**Requirement:**
Copy out the entries below in full and exactly.
┌─ Entries shown
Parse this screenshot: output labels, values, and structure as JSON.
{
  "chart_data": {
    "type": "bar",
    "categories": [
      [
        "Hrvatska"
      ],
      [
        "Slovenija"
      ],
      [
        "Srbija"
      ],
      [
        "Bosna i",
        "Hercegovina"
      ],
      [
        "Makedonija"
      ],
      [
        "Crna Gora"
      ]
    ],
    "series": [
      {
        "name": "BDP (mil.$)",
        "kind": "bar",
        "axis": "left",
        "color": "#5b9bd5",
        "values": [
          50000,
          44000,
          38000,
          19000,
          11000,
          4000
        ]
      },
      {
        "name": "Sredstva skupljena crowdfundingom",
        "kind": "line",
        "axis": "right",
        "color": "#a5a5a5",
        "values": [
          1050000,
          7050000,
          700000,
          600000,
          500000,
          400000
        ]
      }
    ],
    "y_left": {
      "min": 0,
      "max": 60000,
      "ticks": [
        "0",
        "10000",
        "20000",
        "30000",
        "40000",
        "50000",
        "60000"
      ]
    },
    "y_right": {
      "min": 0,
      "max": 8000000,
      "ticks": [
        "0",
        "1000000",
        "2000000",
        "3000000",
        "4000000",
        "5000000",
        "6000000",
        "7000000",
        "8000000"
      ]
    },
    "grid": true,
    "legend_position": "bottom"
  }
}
└─
**Exercise solution:**
Parse this screenshot: output labels, values, and structure as JSON.
{
  "chart_data": {
    "type": "bar",
    "categories": [
      [
        "Hrvatska"
      ],
      [
        "Slovenija"
      ],
      [
        "Srbija"
      ],
      [
        "Bosna i",
        "Hercegovina"
      ],
      [
        "Makedonija"
      ],
      [
        "Crna Gora"
      ]
    ],
    "series": [
      {
        "name": "BDP (mil.$)",
        "kind": "bar",
        "axis": "left",
        "color": "#5b9bd5",
        "values": [
          50000,
          44000,
          38000,
          19000,
          11000,
          4000
        ]
      },
      {
        "name": "Sredstva skupljena crowdfundingom",
        "kind": "line",
        "axis": "right",
        "color": "#a5a5a5",
        "values": [
          1050000,
          7050000,
          700000,
          600000,
          500000,
          400000
        ]
      }
    ],
    "y_left": {
      "min": 0,
      "max": 60000,
      "ticks": [
        "0",
        "10000",
        "20000",
        "30000",
        "40000",
        "50000",
        "60000"
      ]
    },
    "y_right": {
      "min": 0,
      "max": 8000000,
      "ticks": [
        "0",
        "1000000",
        "2000000",
        "3000000",
        "4000000",
        "5000000",
        "6000000",
        "7000000",
        "8000000"
      ]
    },
    "grid": true,
    "legend_position": "bottom"
  }
}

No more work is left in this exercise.